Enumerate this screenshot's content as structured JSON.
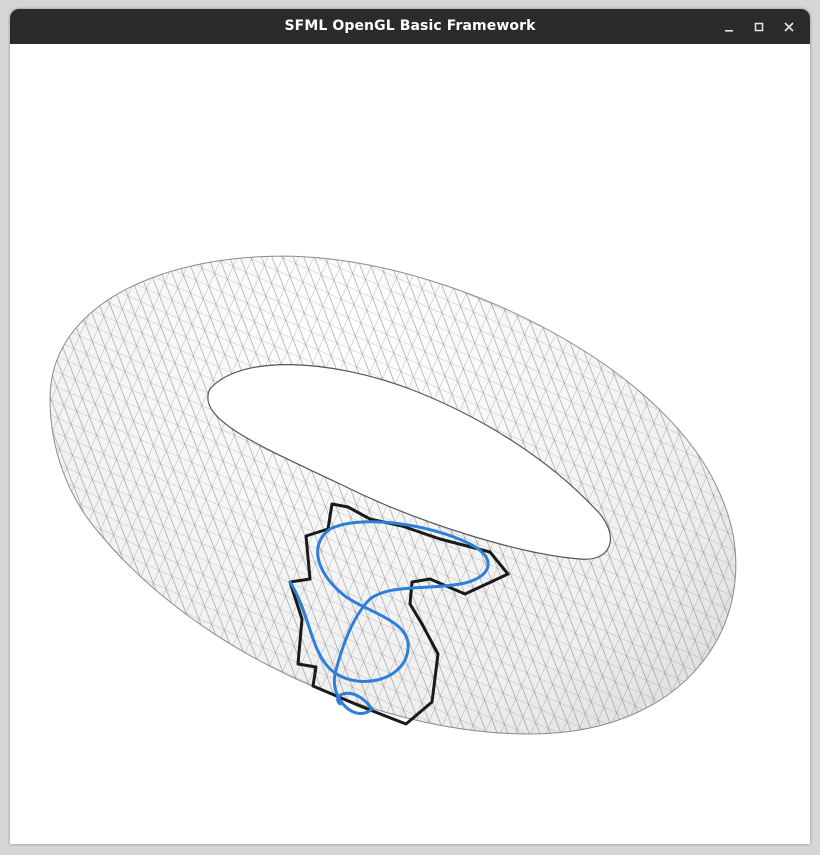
{
  "window": {
    "title": "SFML OpenGL Basic Framework"
  },
  "controls": {
    "minimize_icon": "minimize-icon",
    "maximize_icon": "maximize-icon",
    "close_icon": "close-icon"
  },
  "scene": {
    "background": "#ffffff",
    "mesh_fill": "#f2f2f2",
    "wire_color": "#6f6f6f",
    "path_black": "#1a1a1a",
    "path_blue": "#2e7fd8"
  }
}
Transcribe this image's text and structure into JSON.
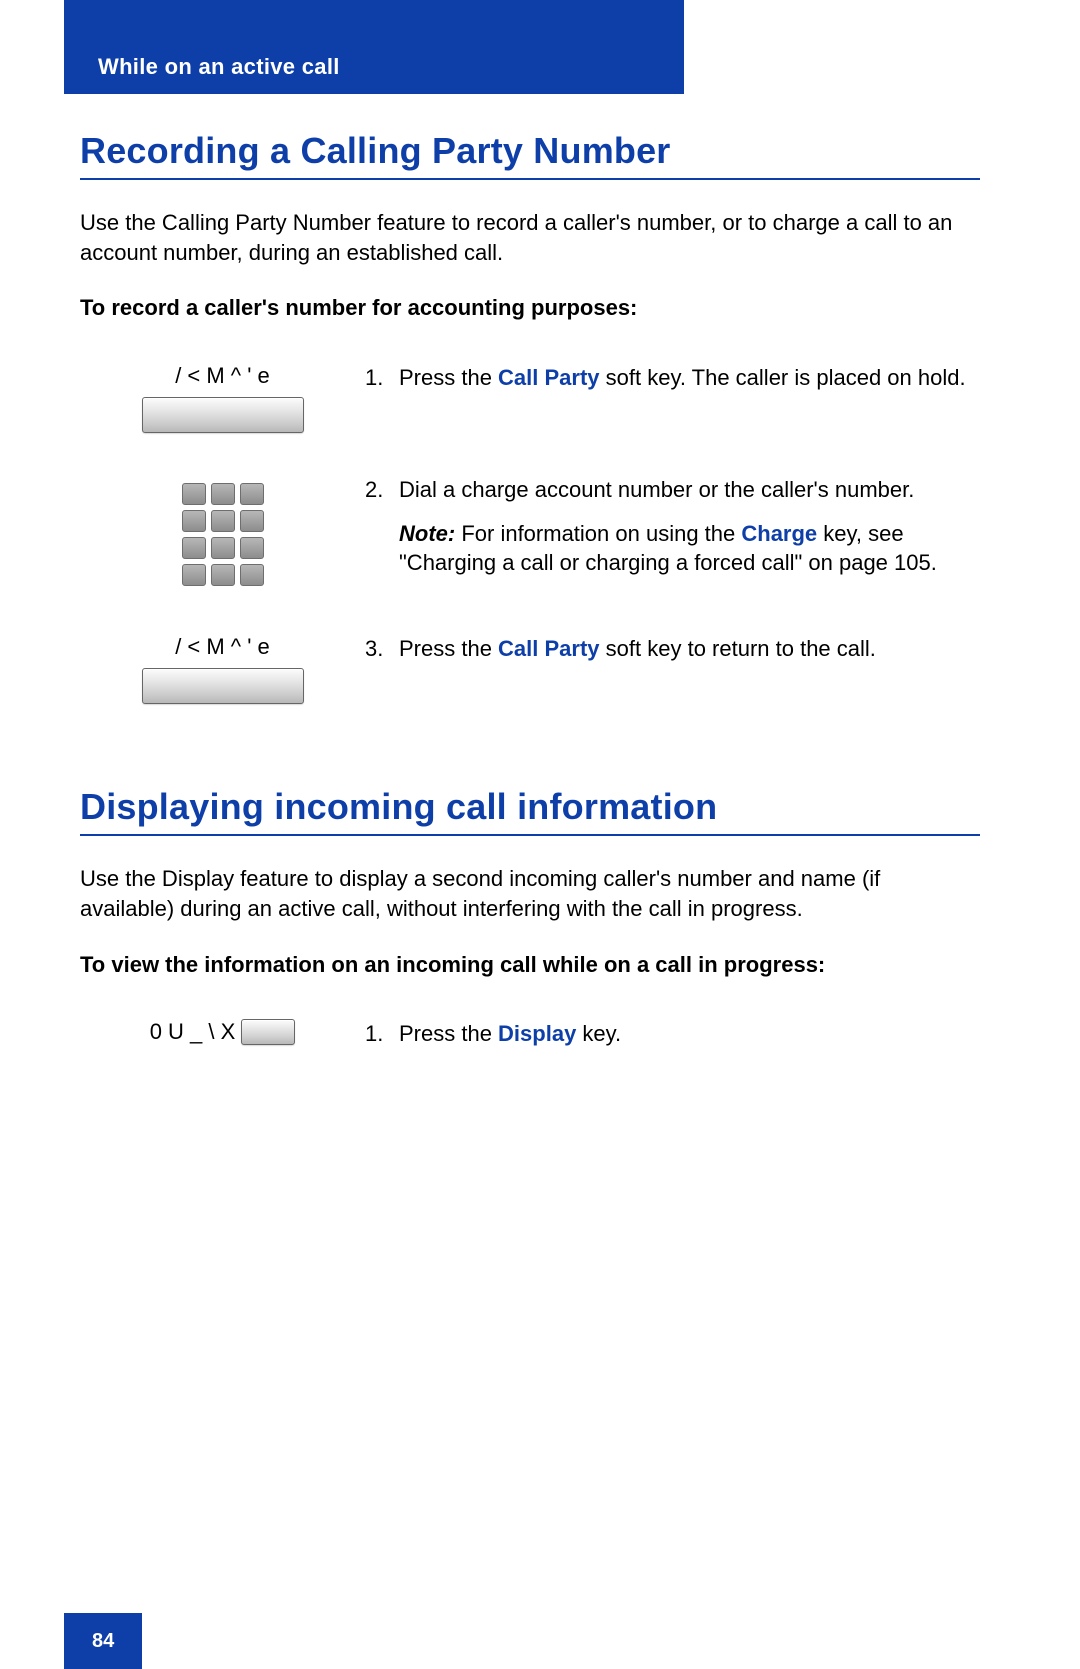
{
  "header": {
    "title": "While on an active call"
  },
  "footer": {
    "page_number": "84"
  },
  "colors": {
    "brand_blue": "#0e3fa9"
  },
  "section1": {
    "heading": "Recording a Calling Party Number",
    "intro": "Use the Calling Party Number feature to record a caller's number, or to charge a call to an account number, during an established call.",
    "task": "To record a caller's number for accounting purposes:",
    "steps": [
      {
        "icon": "softkey",
        "icon_label": "/ < M ^ ' e",
        "num": "1.",
        "text_before": "Press the ",
        "key": "Call Party",
        "text_after": " soft key. The caller is placed on hold."
      },
      {
        "icon": "keypad",
        "num": "2.",
        "line1": "Dial a charge account number or the caller's number.",
        "note_label": "Note:",
        "note_before": " For information on using the ",
        "note_key": "Charge",
        "note_after": " key, see \"Charging a call or charging a forced call\" on page 105."
      },
      {
        "icon": "softkey",
        "icon_label": "/ < M ^ ' e",
        "num": "3.",
        "text_before": "Press the ",
        "key": "Call Party",
        "text_after": " soft key to return to the call."
      }
    ]
  },
  "section2": {
    "heading": "Displaying incoming call information",
    "intro": "Use the Display feature to display a second incoming caller's number and name (if available) during an active call, without interfering with the call in progress.",
    "task": "To view the information on an incoming call while on a call in progress:",
    "steps": [
      {
        "icon": "inline-key",
        "icon_label": "0 U _ \\ X",
        "num": "1.",
        "text_before": "Press the ",
        "key": "Display",
        "text_after": " key."
      }
    ]
  }
}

* [Exercise task]: Word for word, quote the full listing, omitting every picture.

* [Solution]:
Enumerate this screenshot's content as structured JSON.
{
  "window": {
    "title": "SFML OpenGL Basic Framework"
  },
  "controls": {
    "minimize_icon": "minimize-icon",
    "maximize_icon": "maximize-icon",
    "close_icon": "close-icon"
  },
  "scene": {
    "background": "#ffffff",
    "mesh_fill": "#f2f2f2",
    "wire_color": "#6f6f6f",
    "path_black": "#1a1a1a",
    "path_blue": "#2e7fd8"
  }
}
Transcribe this image's text and structure into JSON.
{
  "header": {
    "title": "While on an active call"
  },
  "footer": {
    "page_number": "84"
  },
  "colors": {
    "brand_blue": "#0e3fa9"
  },
  "section1": {
    "heading": "Recording a Calling Party Number",
    "intro": "Use the Calling Party Number feature to record a caller's number, or to charge a call to an account number, during an established call.",
    "task": "To record a caller's number for accounting purposes:",
    "steps": [
      {
        "icon": "softkey",
        "icon_label": "/ < M ^ ' e",
        "num": "1.",
        "text_before": "Press the ",
        "key": "Call Party",
        "text_after": " soft key. The caller is placed on hold."
      },
      {
        "icon": "keypad",
        "num": "2.",
        "line1": "Dial a charge account number or the caller's number.",
        "note_label": "Note:",
        "note_before": " For information on using the ",
        "note_key": "Charge",
        "note_after": " key, see \"Charging a call or charging a forced call\" on page 105."
      },
      {
        "icon": "softkey",
        "icon_label": "/ < M ^ ' e",
        "num": "3.",
        "text_before": "Press the ",
        "key": "Call Party",
        "text_after": " soft key to return to the call."
      }
    ]
  },
  "section2": {
    "heading": "Displaying incoming call information",
    "intro": "Use the Display feature to display a second incoming caller's number and name (if available) during an active call, without interfering with the call in progress.",
    "task": "To view the information on an incoming call while on a call in progress:",
    "steps": [
      {
        "icon": "inline-key",
        "icon_label": "0 U _ \\ X",
        "num": "1.",
        "text_before": "Press the ",
        "key": "Display",
        "text_after": " key."
      }
    ]
  }
}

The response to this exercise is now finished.